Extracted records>
_ _ _ _
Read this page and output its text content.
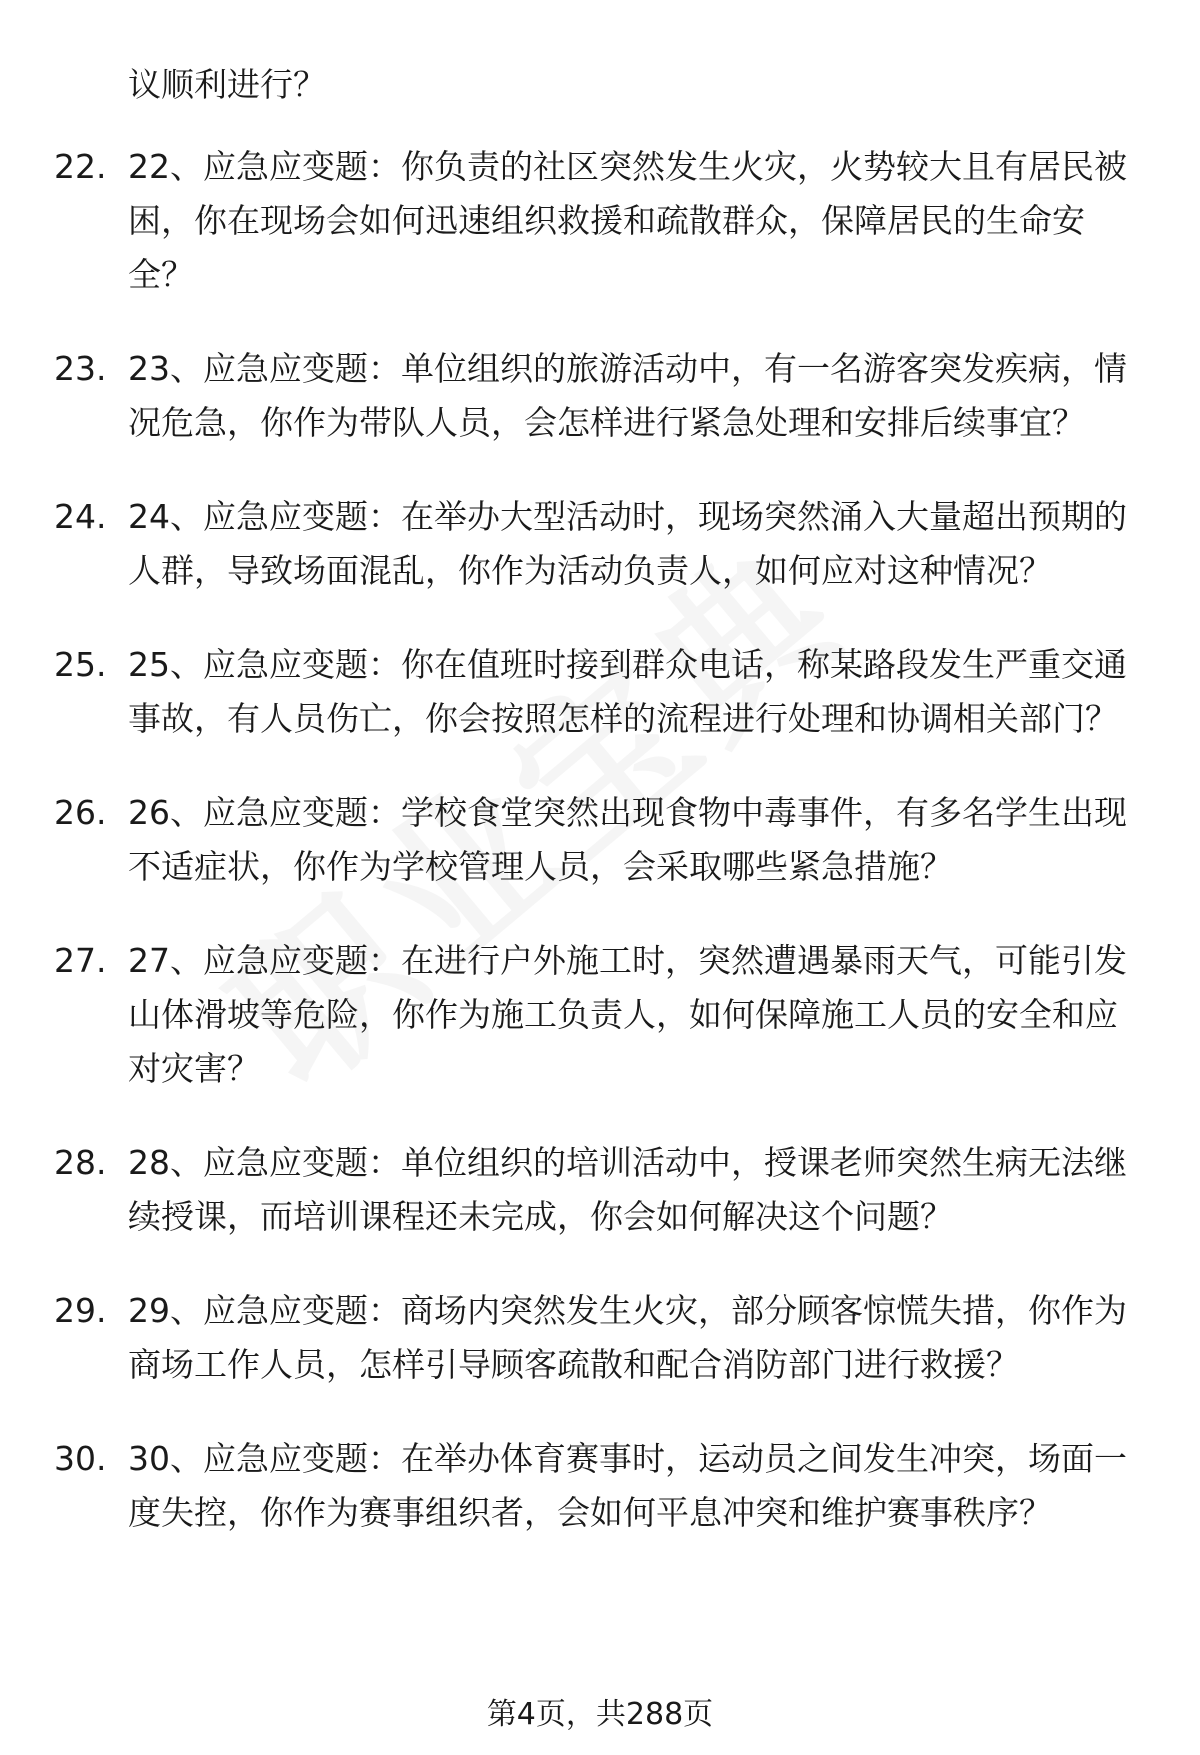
议顺利进行？

22. 22、应急应变题：你负责的社区突然发生火灾，火势较大且有居民被困，你在现场会如何迅速组织救援和疏散群众，保障居民的生命安全？

23. 23、应急应变题：单位组织的旅游活动中，有一名游客突发疾病，情况危急，你作为带队人员，会怎样进行紧急处理和安排后续事宜？

24. 24、应急应变题：在举办大型活动时，现场突然涌入大量超出预期的人群，导致场面混乱，你作为活动负责人，如何应对这种情况？

25. 25、应急应变题：你在值班时接到群众电话，称某路段发生严重交通事故，有人员伤亡，你会按照怎样的流程进行处理和协调相关部门？

26. 26、应急应变题：学校食堂突然出现食物中毒事件，有多名学生出现不适症状，你作为学校管理人员，会采取哪些紧急措施？

27. 27、应急应变题：在进行户外施工时，突然遭遇暴雨天气，可能引发山体滑坡等危险，你作为施工负责人，如何保障施工人员的安全和应对灾害？

28. 28、应急应变题：单位组织的培训活动中，授课老师突然生病无法继续授课，而培训课程还未完成，你会如何解决这个问题？

29. 29、应急应变题：商场内突然发生火灾，部分顾客惊慌失措，你作为商场工作人员，怎样引导顾客疏散和配合消防部门进行救援？

30. 30、应急应变题：在举办体育赛事时，运动员之间发生冲突，场面一度失控，你作为赛事组织者，会如何平息冲突和维护赛事秩序？

第4页，共288页
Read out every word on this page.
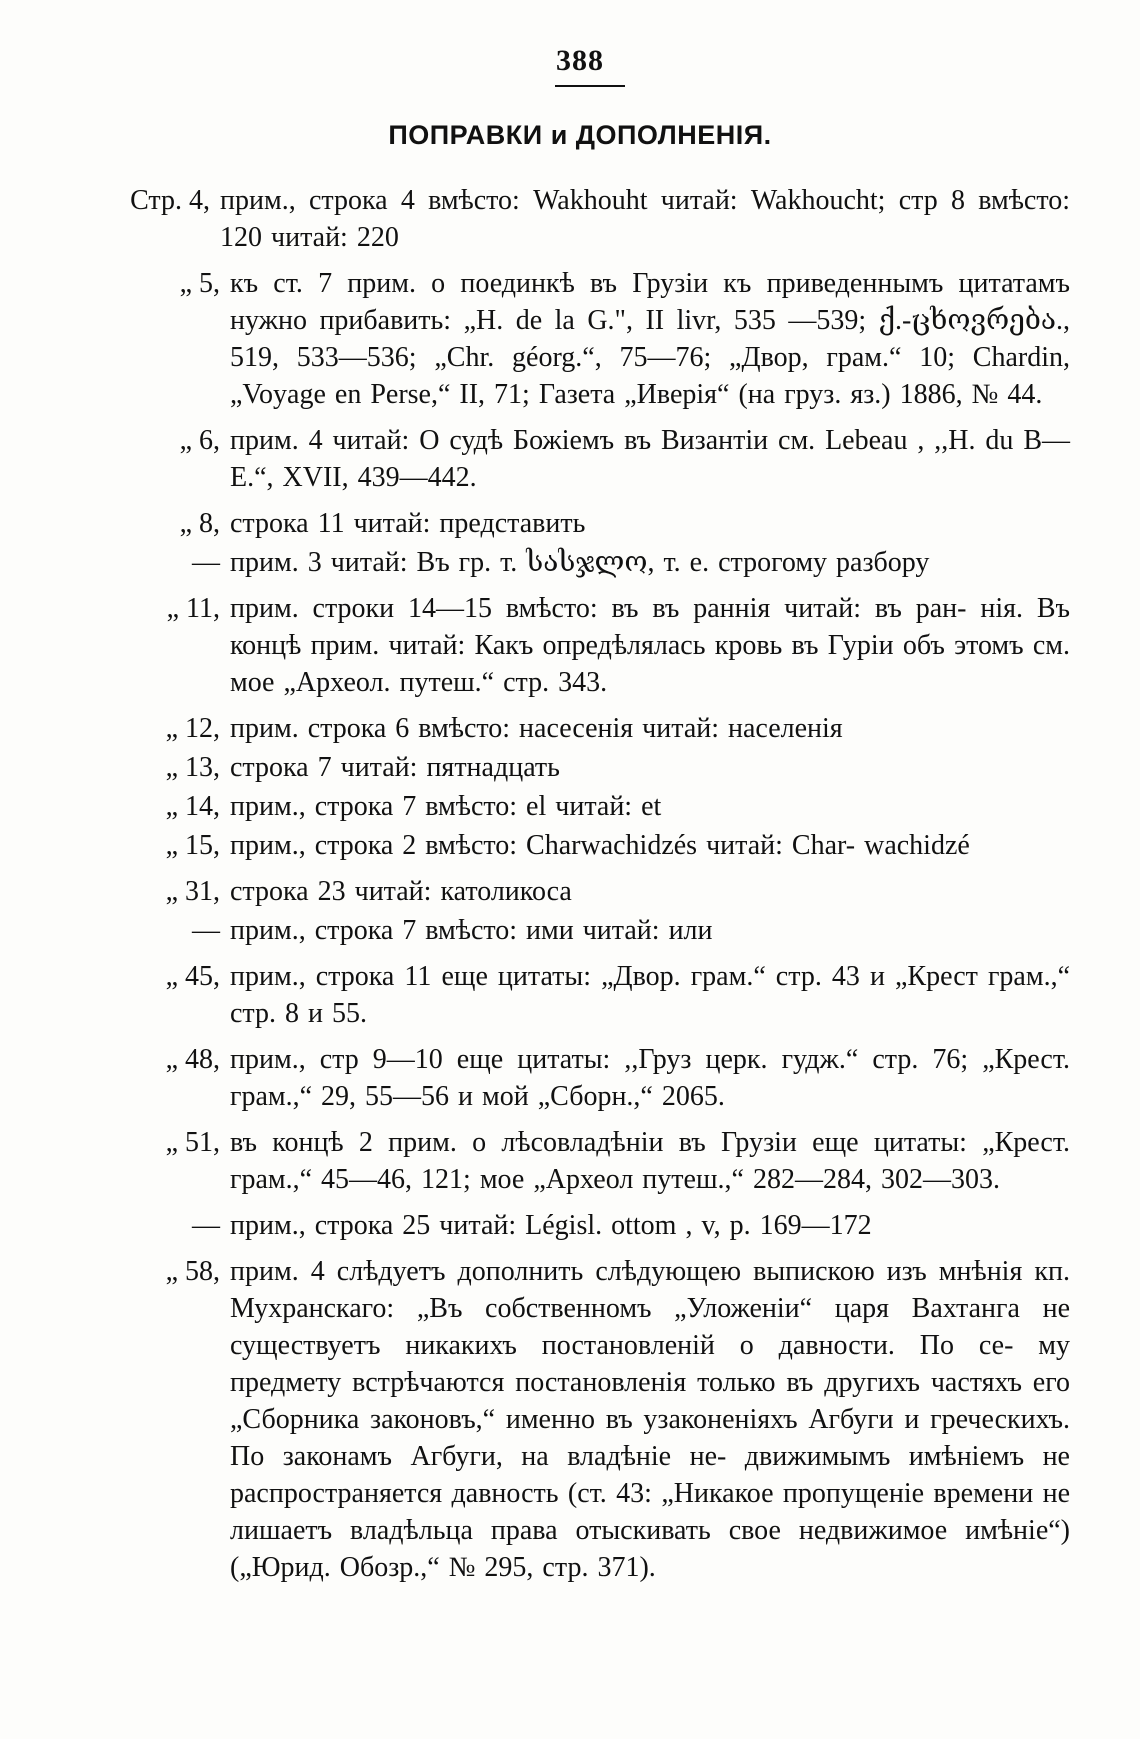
388
ПОПРАВКИ и ДОПОЛНЕНІЯ.
Стр. 4, прим., строка 4 вмѣсто: Wakhouht читай: Wakhoucht; стр 8 вмѣсто: 120 читай: 220
„ 5, къ ст. 7 прим. о поединкѣ въ Грузіи къ приведеннымъ цитатамъ нужно прибавить: „H. de la G.", II livr, 535 —539; ქ.-ცხოვრება., 519, 533—536; „Chr. géorg.“, 75—76; „Двор, грам.“ 10; Chardin, „Voyage en Perse,“ II, 71; Газета „Иверія“ (на груз. яз.) 1886, № 44.
„ 6, прим. 4 читай: О судѣ Божіемъ въ Византіи см. Lebeau , ,,H. du B—E.“, XVII, 439—442.
„ 8, строка 11 читай: представить
— прим. 3 читай: Въ гр. т. სასჯლო, т. е. строгому разбору
„ 11, прим. строки 14—15 вмѣсто: въ въ раннія читай: въ ран- нія. Въ концѣ прим. читай: Какъ опредѣлялась кровь въ Гуріи объ этомъ см. мое „Археол. путеш.“ стр. 343.
„ 12, прим. строка 6 вмѣсто: насесенія читай: населенія
„ 13, строка 7 читай: пятнадцать
„ 14, прим., строка 7 вмѣсто: el читай: et
„ 15, прим., строка 2 вмѣсто: Charwachidzés читай: Char- wachidzé
„ 31, строка 23 читай: католикоса
— прим., строка 7 вмѣсто: ими читай: или
„ 45, прим., строка 11 еще цитаты: „Двор. грам.“ стр. 43 и „Крест грам.,“ стр. 8 и 55.
„ 48, прим., стр 9—10 еще цитаты: ,,Груз церк. гудж.“ стр. 76; „Крест. грам.,“ 29, 55—56 и мой „Сборн.,“ 2065.
„ 51, въ концѣ 2 прим. о лѣсовладѣніи въ Грузіи еще цитаты: „Крест. грам.,“ 45—46, 121; мое „Археол путеш.,“ 282—284, 302—303.
— прим., строка 25 читай: Législ. ottom , v, p. 169—172
„ 58, прим. 4 слѣдуетъ дополнить слѣдующею выпискою изъ мнѣнія кп. Мухранскаго: „Въ собственномъ „Уложеніи“ царя Вахтанга не существуетъ никакихъ постановленій о давности. По се- му предмету встрѣчаются постановленія только въ другихъ частяхъ его „Сборника законовъ,“ именно въ узаконеніяхъ Агбуги и греческихъ. По законамъ Агбуги, на владѣніе не- движимымъ имѣніемъ не распространяется давность (ст. 43: „Никакое пропущеніе времени не лишаетъ владѣльца права отыскивать свое недвижимое имѣніе“) („Юрид. Обозр.,“ № 295, стр. 371).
_ _ _ _
To do>
Gather all lines with the string "Крест" from the data.

Output of the task>
„ 45, прим., строка 11 еще цитаты: „Двор. грам.“ стр. 43 и „Крест грам.,“ стр. 8 и 55.
„ 48, прим., стр 9—10 еще цитаты: ,,Груз церк. гудж.“ стр. 76; „Крест. грам.,“ 29, 55—56 и мой „Сборн.,“ 2065.
„ 51, въ концѣ 2 прим. о лѣсовладѣніи въ Грузіи еще цитаты: „Крест. грам.,“ 45—46, 121; мое „Археол путеш.,“ 282—284, 302—303.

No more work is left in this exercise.